### TASK DIRECTIONS
Extract every line that contains the string "рада".

### RAW DATA

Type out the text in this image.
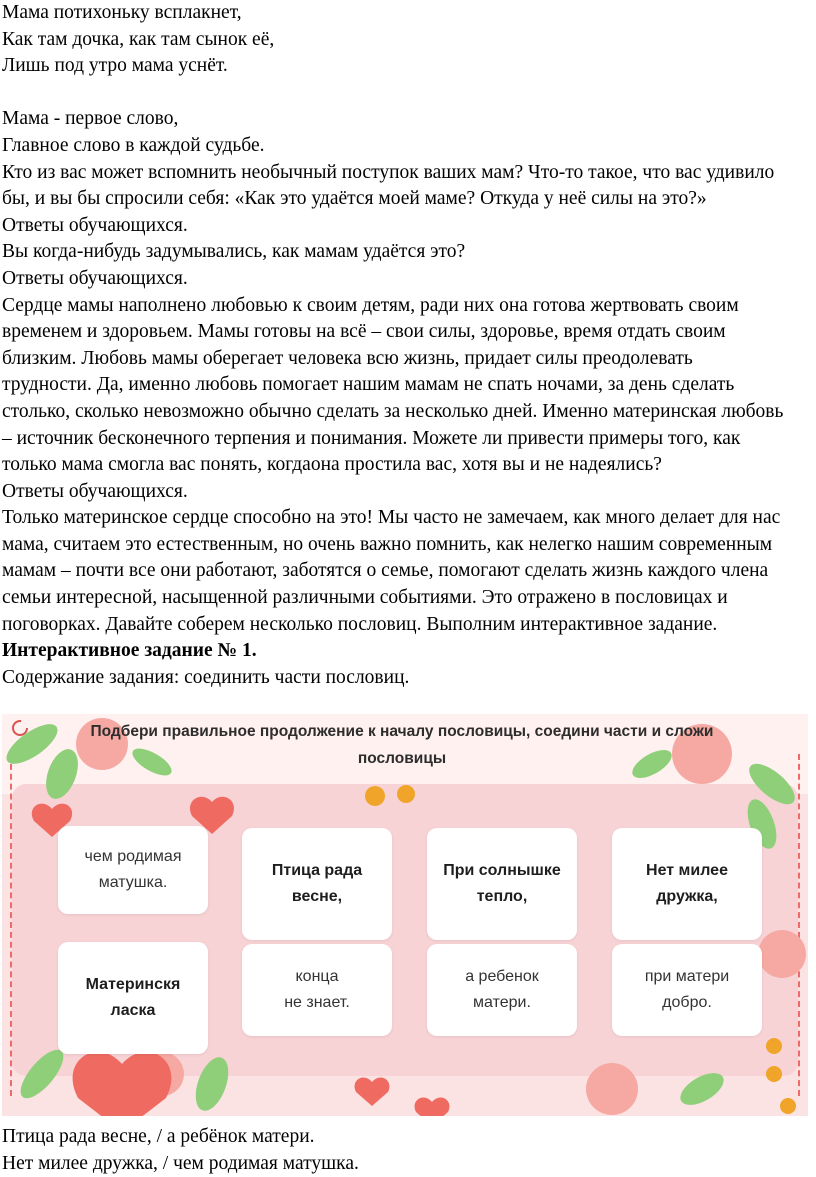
Мама потихоньку всплакнет,
Как там дочка, как там сынок её,
Лишь под утро мама уснёт.
Мама - первое слово,
Главное слово в каждой судьбе.
Кто из вас может вспомнить необычный поступок ваших мам? Что-то такое, что вас удивило
бы, и вы бы спросили себя: «Как это удаётся моей маме? Откуда у неё силы на это?»
Ответы обучающихся.
Вы когда-нибудь задумывались, как мамам удаётся это?
Ответы обучающихся.
Сердце мамы наполнено любовью к своим детям, ради них она готова жертвовать своим
временем и здоровьем. Мамы готовы на всё – свои силы, здоровье, время отдать своим
близким. Любовь мамы оберегает человека всю жизнь, придает силы преодолевать
трудности. Да, именно любовь помогает нашим мамам не спать ночами, за день сделать
столько, сколько невозможно обычно сделать за несколько дней. Именно материнская любовь
– источник бесконечного терпения и понимания. Можете ли привести примеры того, как
только мама смогла вас понять, когдаона простила вас, хотя вы и не надеялись?
Ответы обучающихся.
Только материнское сердце способно на это! Мы часто не замечаем, как много делает для нас
мама, считаем это естественным, но очень важно помнить, как нелегко нашим современным
мамам – почти все они работают, заботятся о семье, помогают сделать жизнь каждого члена
семьи интересной, насыщенной различными событиями. Это отражено в пословицах и
поговорках. Давайте соберем несколько пословиц. Выполним интерактивное задание.
Интерактивное задание № 1.
Содержание задания: соединить части пословиц.
Подбери правильное продолжение к началу пословицы, соедини части и сложи пословицы
чем родимая
матушка.
Материнскя
ласка
Птица рада
весне,
конца
не знает.
При солнышке
тепло,
а ребенок
матери.
Нет милее
дружка,
при матери
добро.
Птица рада весне, / а ребёнок матери.
Нет милее дружка, / чем родимая матушка.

### TASK RESPONSE
Птица рада
Птица рада весне, / а ребёнок матери.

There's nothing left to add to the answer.